# The request:
Write out the records beneath this line exactly as they appear, minus any images.

(Entries from a visual dataset)
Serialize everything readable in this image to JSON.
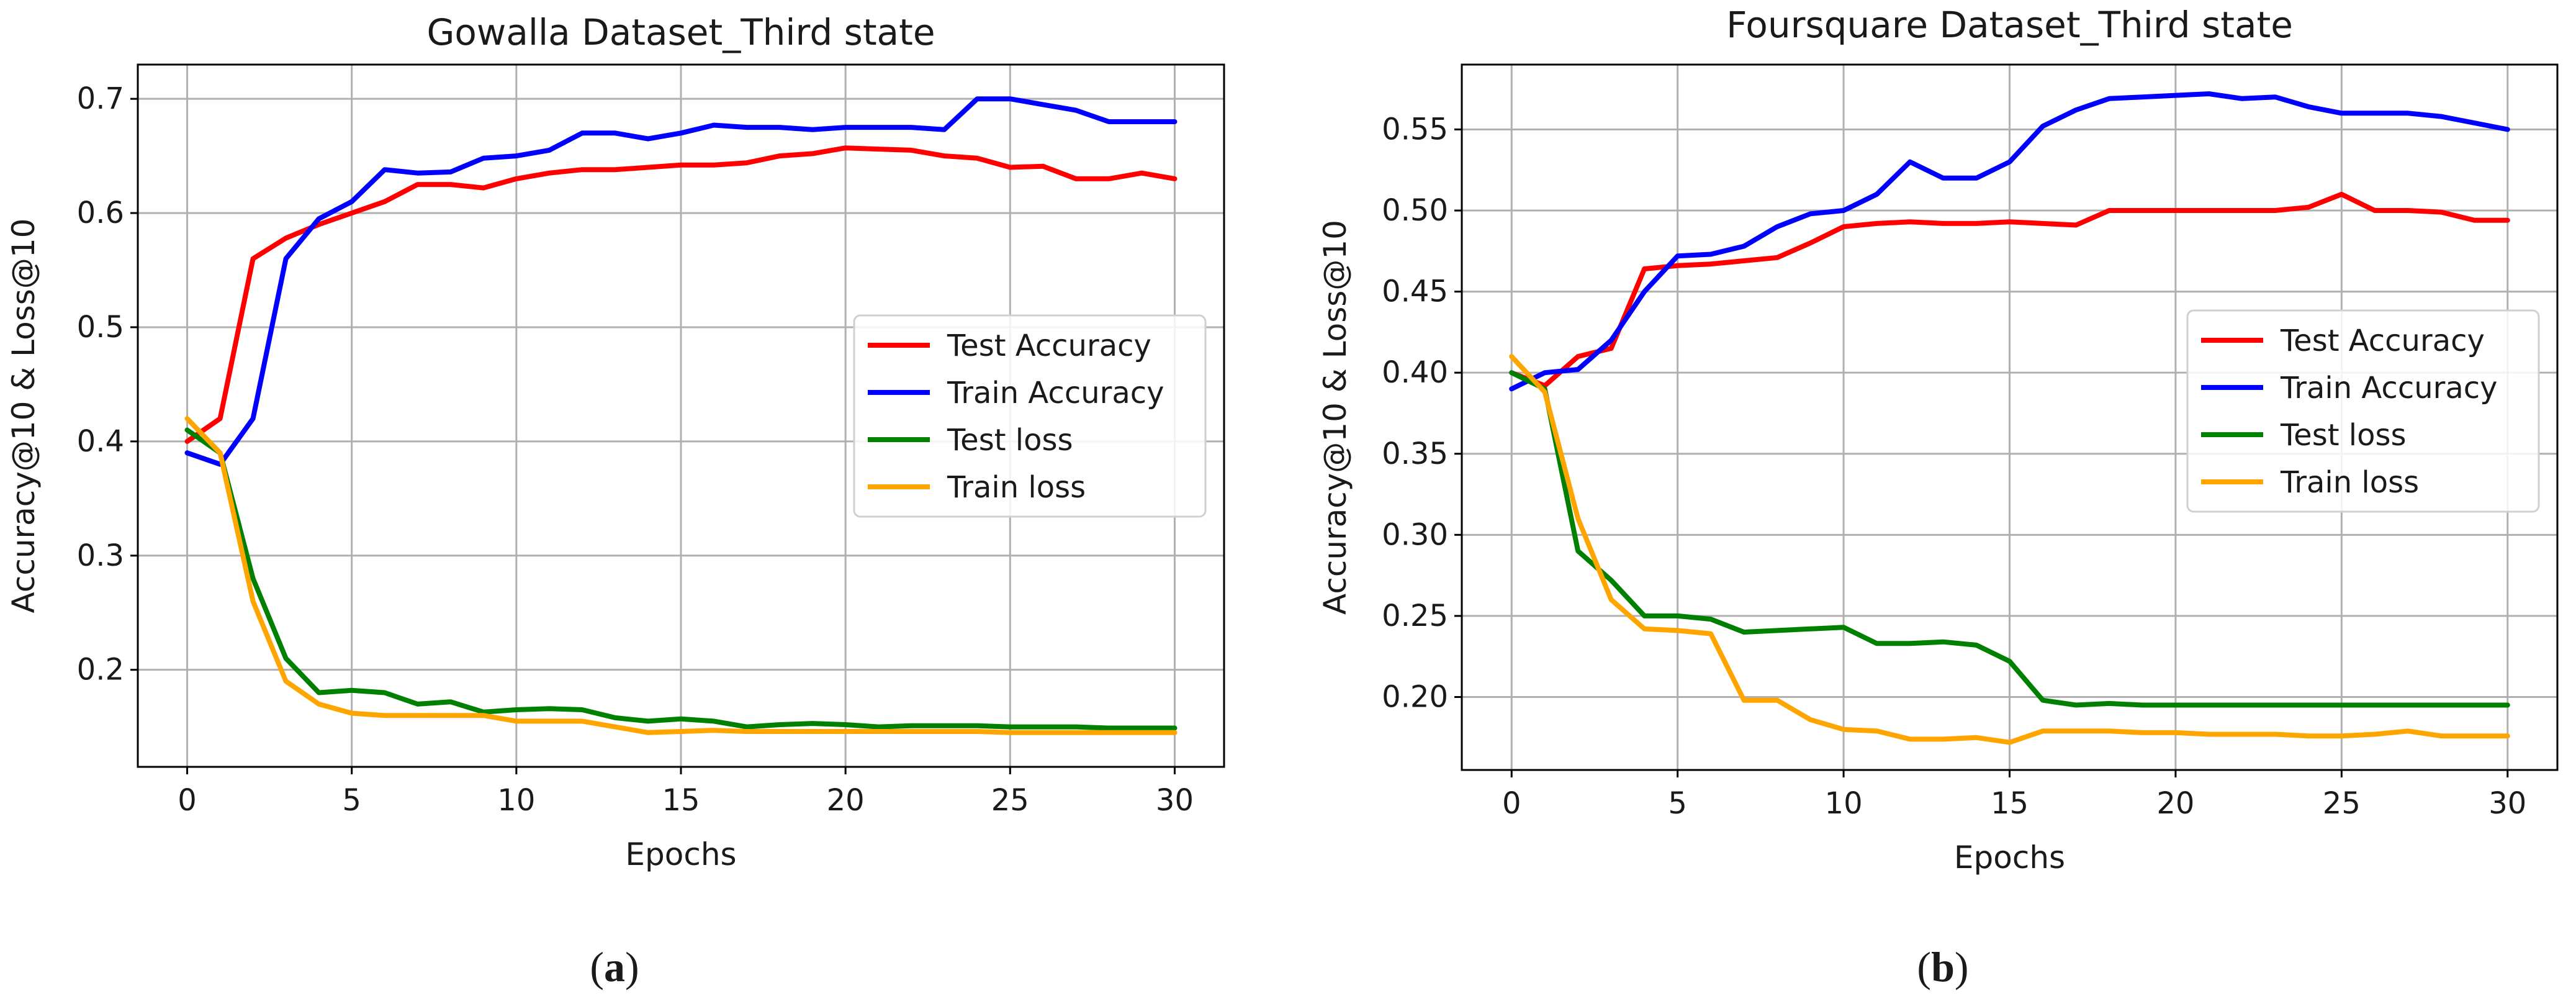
{
  "chart_data": [
    {
      "type": "line",
      "title": "Gowalla Dataset_Third state",
      "xlabel": "Epochs",
      "ylabel": "Accuracy@10 & Loss@10",
      "caption": "a",
      "xlim": [
        -1.5,
        31.5
      ],
      "ylim": [
        0.115,
        0.73
      ],
      "xticks": [
        "0",
        "5",
        "10",
        "15",
        "20",
        "25",
        "30"
      ],
      "yticks": [
        "0.2",
        "0.3",
        "0.4",
        "0.5",
        "0.6",
        "0.7"
      ],
      "grid": true,
      "legend_position": "center-right",
      "x": [
        0,
        1,
        2,
        3,
        4,
        5,
        6,
        7,
        8,
        9,
        10,
        11,
        12,
        13,
        14,
        15,
        16,
        17,
        18,
        19,
        20,
        21,
        22,
        23,
        24,
        25,
        26,
        27,
        28,
        29,
        30
      ],
      "series": [
        {
          "name": "Test Accuracy",
          "color": "#ff0000",
          "values": [
            0.4,
            0.42,
            0.56,
            0.578,
            0.59,
            0.6,
            0.61,
            0.625,
            0.625,
            0.622,
            0.63,
            0.635,
            0.638,
            0.638,
            0.64,
            0.642,
            0.642,
            0.644,
            0.65,
            0.652,
            0.657,
            0.656,
            0.655,
            0.65,
            0.648,
            0.64,
            0.641,
            0.63,
            0.63,
            0.635,
            0.63
          ]
        },
        {
          "name": "Train Accuracy",
          "color": "#0000ff",
          "values": [
            0.39,
            0.38,
            0.42,
            0.56,
            0.595,
            0.61,
            0.638,
            0.635,
            0.636,
            0.648,
            0.65,
            0.655,
            0.67,
            0.67,
            0.665,
            0.67,
            0.677,
            0.675,
            0.675,
            0.673,
            0.675,
            0.675,
            0.675,
            0.673,
            0.7,
            0.7,
            0.695,
            0.69,
            0.68,
            0.68,
            0.68
          ]
        },
        {
          "name": "Test loss",
          "color": "#008000",
          "values": [
            0.41,
            0.39,
            0.28,
            0.21,
            0.18,
            0.182,
            0.18,
            0.17,
            0.172,
            0.163,
            0.165,
            0.166,
            0.165,
            0.158,
            0.155,
            0.157,
            0.155,
            0.15,
            0.152,
            0.153,
            0.152,
            0.15,
            0.151,
            0.151,
            0.151,
            0.15,
            0.15,
            0.15,
            0.149,
            0.149,
            0.149
          ]
        },
        {
          "name": "Train loss",
          "color": "#ffa500",
          "values": [
            0.42,
            0.39,
            0.26,
            0.19,
            0.17,
            0.162,
            0.16,
            0.16,
            0.16,
            0.16,
            0.155,
            0.155,
            0.155,
            0.15,
            0.145,
            0.146,
            0.147,
            0.146,
            0.146,
            0.146,
            0.146,
            0.146,
            0.146,
            0.146,
            0.146,
            0.145,
            0.145,
            0.145,
            0.145,
            0.145,
            0.145
          ]
        }
      ]
    },
    {
      "type": "line",
      "title": "Foursquare Dataset_Third state",
      "xlabel": "Epochs",
      "ylabel": "Accuracy@10 & Loss@10",
      "caption": "b",
      "xlim": [
        -1.5,
        31.5
      ],
      "ylim": [
        0.155,
        0.59
      ],
      "xticks": [
        "0",
        "5",
        "10",
        "15",
        "20",
        "25",
        "30"
      ],
      "yticks": [
        "0.20",
        "0.25",
        "0.30",
        "0.35",
        "0.40",
        "0.45",
        "0.50",
        "0.55"
      ],
      "grid": true,
      "legend_position": "center-right",
      "x": [
        0,
        1,
        2,
        3,
        4,
        5,
        6,
        7,
        8,
        9,
        10,
        11,
        12,
        13,
        14,
        15,
        16,
        17,
        18,
        19,
        20,
        21,
        22,
        23,
        24,
        25,
        26,
        27,
        28,
        29,
        30
      ],
      "series": [
        {
          "name": "Test Accuracy",
          "color": "#ff0000",
          "values": [
            0.4,
            0.392,
            0.41,
            0.415,
            0.464,
            0.466,
            0.467,
            0.469,
            0.471,
            0.48,
            0.49,
            0.492,
            0.493,
            0.492,
            0.492,
            0.493,
            0.492,
            0.491,
            0.5,
            0.5,
            0.5,
            0.5,
            0.5,
            0.5,
            0.502,
            0.51,
            0.5,
            0.5,
            0.499,
            0.494,
            0.494
          ]
        },
        {
          "name": "Train Accuracy",
          "color": "#0000ff",
          "values": [
            0.39,
            0.4,
            0.402,
            0.42,
            0.45,
            0.472,
            0.473,
            0.478,
            0.49,
            0.498,
            0.5,
            0.51,
            0.53,
            0.52,
            0.52,
            0.53,
            0.552,
            0.562,
            0.569,
            0.57,
            0.571,
            0.572,
            0.569,
            0.57,
            0.564,
            0.56,
            0.56,
            0.56,
            0.558,
            0.554,
            0.55
          ]
        },
        {
          "name": "Test loss",
          "color": "#008000",
          "values": [
            0.4,
            0.39,
            0.29,
            0.272,
            0.25,
            0.25,
            0.248,
            0.24,
            0.241,
            0.242,
            0.243,
            0.233,
            0.233,
            0.234,
            0.232,
            0.222,
            0.198,
            0.195,
            0.196,
            0.195,
            0.195,
            0.195,
            0.195,
            0.195,
            0.195,
            0.195,
            0.195,
            0.195,
            0.195,
            0.195,
            0.195
          ]
        },
        {
          "name": "Train loss",
          "color": "#ffa500",
          "values": [
            0.41,
            0.388,
            0.31,
            0.26,
            0.242,
            0.241,
            0.239,
            0.198,
            0.198,
            0.186,
            0.18,
            0.179,
            0.174,
            0.174,
            0.175,
            0.172,
            0.179,
            0.179,
            0.179,
            0.178,
            0.178,
            0.177,
            0.177,
            0.177,
            0.176,
            0.176,
            0.177,
            0.179,
            0.176,
            0.176,
            0.176
          ]
        }
      ]
    }
  ]
}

# The output:
Serialize everything readable in this image to JSON.
{
  "chart_data": [
    {
      "type": "line",
      "title": "Gowalla Dataset_Third state",
      "xlabel": "Epochs",
      "ylabel": "Accuracy@10 & Loss@10",
      "caption": "a",
      "xlim": [
        -1.5,
        31.5
      ],
      "ylim": [
        0.115,
        0.73
      ],
      "xticks": [
        "0",
        "5",
        "10",
        "15",
        "20",
        "25",
        "30"
      ],
      "yticks": [
        "0.2",
        "0.3",
        "0.4",
        "0.5",
        "0.6",
        "0.7"
      ],
      "grid": true,
      "legend_position": "center-right",
      "x": [
        0,
        1,
        2,
        3,
        4,
        5,
        6,
        7,
        8,
        9,
        10,
        11,
        12,
        13,
        14,
        15,
        16,
        17,
        18,
        19,
        20,
        21,
        22,
        23,
        24,
        25,
        26,
        27,
        28,
        29,
        30
      ],
      "series": [
        {
          "name": "Test Accuracy",
          "color": "#ff0000",
          "values": [
            0.4,
            0.42,
            0.56,
            0.578,
            0.59,
            0.6,
            0.61,
            0.625,
            0.625,
            0.622,
            0.63,
            0.635,
            0.638,
            0.638,
            0.64,
            0.642,
            0.642,
            0.644,
            0.65,
            0.652,
            0.657,
            0.656,
            0.655,
            0.65,
            0.648,
            0.64,
            0.641,
            0.63,
            0.63,
            0.635,
            0.63
          ]
        },
        {
          "name": "Train Accuracy",
          "color": "#0000ff",
          "values": [
            0.39,
            0.38,
            0.42,
            0.56,
            0.595,
            0.61,
            0.638,
            0.635,
            0.636,
            0.648,
            0.65,
            0.655,
            0.67,
            0.67,
            0.665,
            0.67,
            0.677,
            0.675,
            0.675,
            0.673,
            0.675,
            0.675,
            0.675,
            0.673,
            0.7,
            0.7,
            0.695,
            0.69,
            0.68,
            0.68,
            0.68
          ]
        },
        {
          "name": "Test loss",
          "color": "#008000",
          "values": [
            0.41,
            0.39,
            0.28,
            0.21,
            0.18,
            0.182,
            0.18,
            0.17,
            0.172,
            0.163,
            0.165,
            0.166,
            0.165,
            0.158,
            0.155,
            0.157,
            0.155,
            0.15,
            0.152,
            0.153,
            0.152,
            0.15,
            0.151,
            0.151,
            0.151,
            0.15,
            0.15,
            0.15,
            0.149,
            0.149,
            0.149
          ]
        },
        {
          "name": "Train loss",
          "color": "#ffa500",
          "values": [
            0.42,
            0.39,
            0.26,
            0.19,
            0.17,
            0.162,
            0.16,
            0.16,
            0.16,
            0.16,
            0.155,
            0.155,
            0.155,
            0.15,
            0.145,
            0.146,
            0.147,
            0.146,
            0.146,
            0.146,
            0.146,
            0.146,
            0.146,
            0.146,
            0.146,
            0.145,
            0.145,
            0.145,
            0.145,
            0.145,
            0.145
          ]
        }
      ]
    },
    {
      "type": "line",
      "title": "Foursquare Dataset_Third state",
      "xlabel": "Epochs",
      "ylabel": "Accuracy@10 & Loss@10",
      "caption": "b",
      "xlim": [
        -1.5,
        31.5
      ],
      "ylim": [
        0.155,
        0.59
      ],
      "xticks": [
        "0",
        "5",
        "10",
        "15",
        "20",
        "25",
        "30"
      ],
      "yticks": [
        "0.20",
        "0.25",
        "0.30",
        "0.35",
        "0.40",
        "0.45",
        "0.50",
        "0.55"
      ],
      "grid": true,
      "legend_position": "center-right",
      "x": [
        0,
        1,
        2,
        3,
        4,
        5,
        6,
        7,
        8,
        9,
        10,
        11,
        12,
        13,
        14,
        15,
        16,
        17,
        18,
        19,
        20,
        21,
        22,
        23,
        24,
        25,
        26,
        27,
        28,
        29,
        30
      ],
      "series": [
        {
          "name": "Test Accuracy",
          "color": "#ff0000",
          "values": [
            0.4,
            0.392,
            0.41,
            0.415,
            0.464,
            0.466,
            0.467,
            0.469,
            0.471,
            0.48,
            0.49,
            0.492,
            0.493,
            0.492,
            0.492,
            0.493,
            0.492,
            0.491,
            0.5,
            0.5,
            0.5,
            0.5,
            0.5,
            0.5,
            0.502,
            0.51,
            0.5,
            0.5,
            0.499,
            0.494,
            0.494
          ]
        },
        {
          "name": "Train Accuracy",
          "color": "#0000ff",
          "values": [
            0.39,
            0.4,
            0.402,
            0.42,
            0.45,
            0.472,
            0.473,
            0.478,
            0.49,
            0.498,
            0.5,
            0.51,
            0.53,
            0.52,
            0.52,
            0.53,
            0.552,
            0.562,
            0.569,
            0.57,
            0.571,
            0.572,
            0.569,
            0.57,
            0.564,
            0.56,
            0.56,
            0.56,
            0.558,
            0.554,
            0.55
          ]
        },
        {
          "name": "Test loss",
          "color": "#008000",
          "values": [
            0.4,
            0.39,
            0.29,
            0.272,
            0.25,
            0.25,
            0.248,
            0.24,
            0.241,
            0.242,
            0.243,
            0.233,
            0.233,
            0.234,
            0.232,
            0.222,
            0.198,
            0.195,
            0.196,
            0.195,
            0.195,
            0.195,
            0.195,
            0.195,
            0.195,
            0.195,
            0.195,
            0.195,
            0.195,
            0.195,
            0.195
          ]
        },
        {
          "name": "Train loss",
          "color": "#ffa500",
          "values": [
            0.41,
            0.388,
            0.31,
            0.26,
            0.242,
            0.241,
            0.239,
            0.198,
            0.198,
            0.186,
            0.18,
            0.179,
            0.174,
            0.174,
            0.175,
            0.172,
            0.179,
            0.179,
            0.179,
            0.178,
            0.178,
            0.177,
            0.177,
            0.177,
            0.176,
            0.176,
            0.177,
            0.179,
            0.176,
            0.176,
            0.176
          ]
        }
      ]
    }
  ]
}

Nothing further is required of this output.